— Start Recorded data —

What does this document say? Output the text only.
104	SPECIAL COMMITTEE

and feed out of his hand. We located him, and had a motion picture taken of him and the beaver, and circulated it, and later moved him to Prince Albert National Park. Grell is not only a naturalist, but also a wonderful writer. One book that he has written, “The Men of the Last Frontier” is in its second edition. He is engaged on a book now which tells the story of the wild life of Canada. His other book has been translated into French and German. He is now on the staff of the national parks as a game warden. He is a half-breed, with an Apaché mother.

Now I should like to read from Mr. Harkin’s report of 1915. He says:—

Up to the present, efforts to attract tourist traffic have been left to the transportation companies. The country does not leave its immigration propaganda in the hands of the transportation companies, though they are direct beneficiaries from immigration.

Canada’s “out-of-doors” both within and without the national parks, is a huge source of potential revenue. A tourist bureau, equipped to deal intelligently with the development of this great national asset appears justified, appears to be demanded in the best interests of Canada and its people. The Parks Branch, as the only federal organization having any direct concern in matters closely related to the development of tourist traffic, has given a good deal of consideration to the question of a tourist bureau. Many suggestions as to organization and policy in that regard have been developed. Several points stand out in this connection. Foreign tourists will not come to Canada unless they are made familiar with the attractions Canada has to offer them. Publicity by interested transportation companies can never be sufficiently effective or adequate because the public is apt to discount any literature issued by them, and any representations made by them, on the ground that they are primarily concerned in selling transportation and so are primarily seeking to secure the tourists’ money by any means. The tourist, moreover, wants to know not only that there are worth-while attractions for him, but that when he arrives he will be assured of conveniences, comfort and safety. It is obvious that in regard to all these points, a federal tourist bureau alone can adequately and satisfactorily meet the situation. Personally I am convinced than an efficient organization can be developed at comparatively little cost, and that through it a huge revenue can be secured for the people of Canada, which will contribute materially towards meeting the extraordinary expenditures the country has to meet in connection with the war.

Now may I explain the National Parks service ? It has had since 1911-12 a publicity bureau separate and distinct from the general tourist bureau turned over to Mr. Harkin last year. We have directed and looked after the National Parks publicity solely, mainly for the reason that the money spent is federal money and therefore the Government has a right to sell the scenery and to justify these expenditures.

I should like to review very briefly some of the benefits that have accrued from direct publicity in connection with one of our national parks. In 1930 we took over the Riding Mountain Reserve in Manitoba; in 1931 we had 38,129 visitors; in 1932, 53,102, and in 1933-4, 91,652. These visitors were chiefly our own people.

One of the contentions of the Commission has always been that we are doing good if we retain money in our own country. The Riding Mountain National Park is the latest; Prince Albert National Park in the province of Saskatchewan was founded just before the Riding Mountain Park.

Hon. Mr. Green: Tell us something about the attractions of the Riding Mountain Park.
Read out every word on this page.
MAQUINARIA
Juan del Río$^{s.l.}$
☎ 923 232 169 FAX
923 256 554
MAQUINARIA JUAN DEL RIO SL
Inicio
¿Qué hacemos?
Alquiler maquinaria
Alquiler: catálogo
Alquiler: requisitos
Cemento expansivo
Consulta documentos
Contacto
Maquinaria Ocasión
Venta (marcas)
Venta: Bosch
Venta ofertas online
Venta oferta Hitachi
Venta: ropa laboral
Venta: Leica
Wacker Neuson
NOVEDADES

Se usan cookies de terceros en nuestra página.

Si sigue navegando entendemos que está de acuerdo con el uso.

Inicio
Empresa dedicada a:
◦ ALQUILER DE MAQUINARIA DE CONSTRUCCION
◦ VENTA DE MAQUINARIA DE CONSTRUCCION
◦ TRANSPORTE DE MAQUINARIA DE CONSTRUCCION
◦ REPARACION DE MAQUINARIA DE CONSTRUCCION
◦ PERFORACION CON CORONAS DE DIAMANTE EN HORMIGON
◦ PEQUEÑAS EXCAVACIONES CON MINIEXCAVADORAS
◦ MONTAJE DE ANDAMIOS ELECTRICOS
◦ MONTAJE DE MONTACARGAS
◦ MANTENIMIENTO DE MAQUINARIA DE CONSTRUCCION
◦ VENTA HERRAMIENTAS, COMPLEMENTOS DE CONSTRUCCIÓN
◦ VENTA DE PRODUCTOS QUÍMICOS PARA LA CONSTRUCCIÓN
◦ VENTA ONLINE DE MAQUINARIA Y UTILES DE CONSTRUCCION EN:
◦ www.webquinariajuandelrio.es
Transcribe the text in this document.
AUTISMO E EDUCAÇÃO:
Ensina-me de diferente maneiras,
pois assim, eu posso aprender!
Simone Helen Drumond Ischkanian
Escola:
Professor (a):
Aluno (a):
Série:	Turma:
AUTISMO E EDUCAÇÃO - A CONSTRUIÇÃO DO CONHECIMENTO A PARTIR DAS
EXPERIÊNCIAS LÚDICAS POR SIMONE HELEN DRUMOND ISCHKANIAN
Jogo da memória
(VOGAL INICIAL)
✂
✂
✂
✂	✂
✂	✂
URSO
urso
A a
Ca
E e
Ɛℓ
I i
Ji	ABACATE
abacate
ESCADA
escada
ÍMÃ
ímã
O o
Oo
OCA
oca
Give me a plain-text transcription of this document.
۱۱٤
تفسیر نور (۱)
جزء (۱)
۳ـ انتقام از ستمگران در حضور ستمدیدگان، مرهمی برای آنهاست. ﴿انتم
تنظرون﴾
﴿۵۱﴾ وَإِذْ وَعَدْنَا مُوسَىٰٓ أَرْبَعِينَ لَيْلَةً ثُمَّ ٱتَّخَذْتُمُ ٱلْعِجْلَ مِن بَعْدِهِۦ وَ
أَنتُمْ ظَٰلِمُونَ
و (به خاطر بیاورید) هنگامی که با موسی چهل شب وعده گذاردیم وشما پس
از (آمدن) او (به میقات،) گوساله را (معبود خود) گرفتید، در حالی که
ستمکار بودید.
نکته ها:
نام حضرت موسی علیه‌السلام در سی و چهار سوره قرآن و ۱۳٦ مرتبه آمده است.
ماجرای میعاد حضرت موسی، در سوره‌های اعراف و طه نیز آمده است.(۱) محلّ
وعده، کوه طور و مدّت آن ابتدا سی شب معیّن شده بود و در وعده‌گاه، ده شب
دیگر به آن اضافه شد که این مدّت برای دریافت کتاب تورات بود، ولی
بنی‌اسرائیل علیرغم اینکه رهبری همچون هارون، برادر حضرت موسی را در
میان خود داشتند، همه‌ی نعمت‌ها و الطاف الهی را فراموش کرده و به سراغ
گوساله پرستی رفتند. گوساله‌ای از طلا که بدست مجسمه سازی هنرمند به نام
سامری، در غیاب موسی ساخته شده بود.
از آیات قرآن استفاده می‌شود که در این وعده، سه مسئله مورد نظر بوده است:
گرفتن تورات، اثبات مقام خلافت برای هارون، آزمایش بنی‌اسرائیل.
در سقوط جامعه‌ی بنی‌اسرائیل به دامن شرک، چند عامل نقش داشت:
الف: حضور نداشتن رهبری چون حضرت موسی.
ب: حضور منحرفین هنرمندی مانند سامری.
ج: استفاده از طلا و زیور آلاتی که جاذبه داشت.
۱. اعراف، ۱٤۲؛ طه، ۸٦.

— End Recorded data —

* What is needed *
Copy out every line of the data that includes the word "EDUCAÇÃO".

* Response to this task *
AUTISMO E EDUCAÇÃO:
AUTISMO E EDUCAÇÃO - A CONSTRUIÇÃO DO CONHECIMENTO A PARTIR DAS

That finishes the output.